-- start of Supplied data --
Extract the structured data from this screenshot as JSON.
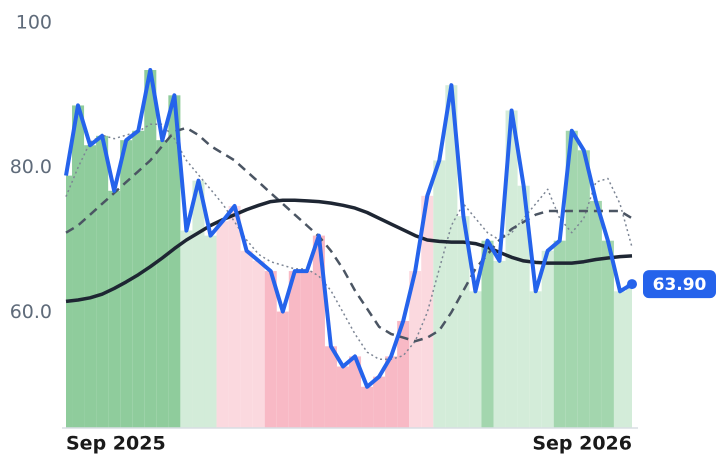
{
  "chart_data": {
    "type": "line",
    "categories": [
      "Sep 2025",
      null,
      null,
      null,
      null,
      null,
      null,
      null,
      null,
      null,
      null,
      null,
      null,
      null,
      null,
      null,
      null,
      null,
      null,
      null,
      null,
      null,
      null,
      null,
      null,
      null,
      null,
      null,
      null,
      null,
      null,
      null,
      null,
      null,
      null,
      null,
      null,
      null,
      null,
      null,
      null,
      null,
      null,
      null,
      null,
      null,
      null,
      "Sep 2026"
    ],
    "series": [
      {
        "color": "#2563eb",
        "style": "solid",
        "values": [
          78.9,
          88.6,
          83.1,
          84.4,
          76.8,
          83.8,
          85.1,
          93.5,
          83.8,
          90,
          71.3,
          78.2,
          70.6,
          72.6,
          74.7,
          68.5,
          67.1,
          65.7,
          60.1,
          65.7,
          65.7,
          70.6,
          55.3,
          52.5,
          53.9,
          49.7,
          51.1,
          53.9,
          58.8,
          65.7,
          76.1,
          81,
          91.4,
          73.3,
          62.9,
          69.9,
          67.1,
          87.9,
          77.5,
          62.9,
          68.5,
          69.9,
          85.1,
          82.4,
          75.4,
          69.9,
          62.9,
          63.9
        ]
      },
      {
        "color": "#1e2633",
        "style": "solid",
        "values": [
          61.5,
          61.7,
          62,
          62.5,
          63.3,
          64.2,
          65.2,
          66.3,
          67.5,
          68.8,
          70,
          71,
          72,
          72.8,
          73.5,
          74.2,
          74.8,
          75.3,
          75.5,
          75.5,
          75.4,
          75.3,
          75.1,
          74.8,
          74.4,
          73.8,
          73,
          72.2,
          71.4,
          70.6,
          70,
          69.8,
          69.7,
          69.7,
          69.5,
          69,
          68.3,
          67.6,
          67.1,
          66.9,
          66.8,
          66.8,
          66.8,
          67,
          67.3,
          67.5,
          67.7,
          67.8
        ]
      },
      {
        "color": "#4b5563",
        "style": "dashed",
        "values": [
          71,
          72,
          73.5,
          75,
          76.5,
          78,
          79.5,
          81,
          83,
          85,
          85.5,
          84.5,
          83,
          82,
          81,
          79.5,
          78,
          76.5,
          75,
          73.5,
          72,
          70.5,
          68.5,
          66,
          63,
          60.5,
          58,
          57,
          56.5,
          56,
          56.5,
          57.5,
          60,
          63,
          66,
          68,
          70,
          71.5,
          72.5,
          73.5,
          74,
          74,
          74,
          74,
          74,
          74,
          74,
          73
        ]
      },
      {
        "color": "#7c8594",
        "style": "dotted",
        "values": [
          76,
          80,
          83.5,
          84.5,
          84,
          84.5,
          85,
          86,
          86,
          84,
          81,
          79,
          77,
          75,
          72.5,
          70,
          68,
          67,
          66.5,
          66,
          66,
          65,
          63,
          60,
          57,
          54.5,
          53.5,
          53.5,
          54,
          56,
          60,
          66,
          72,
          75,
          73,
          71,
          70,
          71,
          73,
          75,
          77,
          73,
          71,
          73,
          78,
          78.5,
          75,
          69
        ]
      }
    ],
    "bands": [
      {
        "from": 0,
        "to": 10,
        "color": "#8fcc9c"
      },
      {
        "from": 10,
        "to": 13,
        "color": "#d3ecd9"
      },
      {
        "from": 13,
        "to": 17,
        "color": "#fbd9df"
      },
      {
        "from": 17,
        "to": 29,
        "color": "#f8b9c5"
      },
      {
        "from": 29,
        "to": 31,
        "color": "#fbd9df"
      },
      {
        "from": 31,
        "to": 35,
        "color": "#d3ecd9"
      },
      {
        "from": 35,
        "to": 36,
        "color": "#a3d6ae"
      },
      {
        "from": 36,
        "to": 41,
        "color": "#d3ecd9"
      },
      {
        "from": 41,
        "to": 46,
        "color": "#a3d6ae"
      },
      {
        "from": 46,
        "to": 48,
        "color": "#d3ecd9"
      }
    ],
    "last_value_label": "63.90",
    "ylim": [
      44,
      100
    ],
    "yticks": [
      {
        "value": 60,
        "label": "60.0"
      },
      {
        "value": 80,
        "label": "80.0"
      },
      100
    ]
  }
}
-- end of Supplied data --
Given problem
Looking at the material above, count the lines containing the string "style" and reply with the count alone.

Reply
4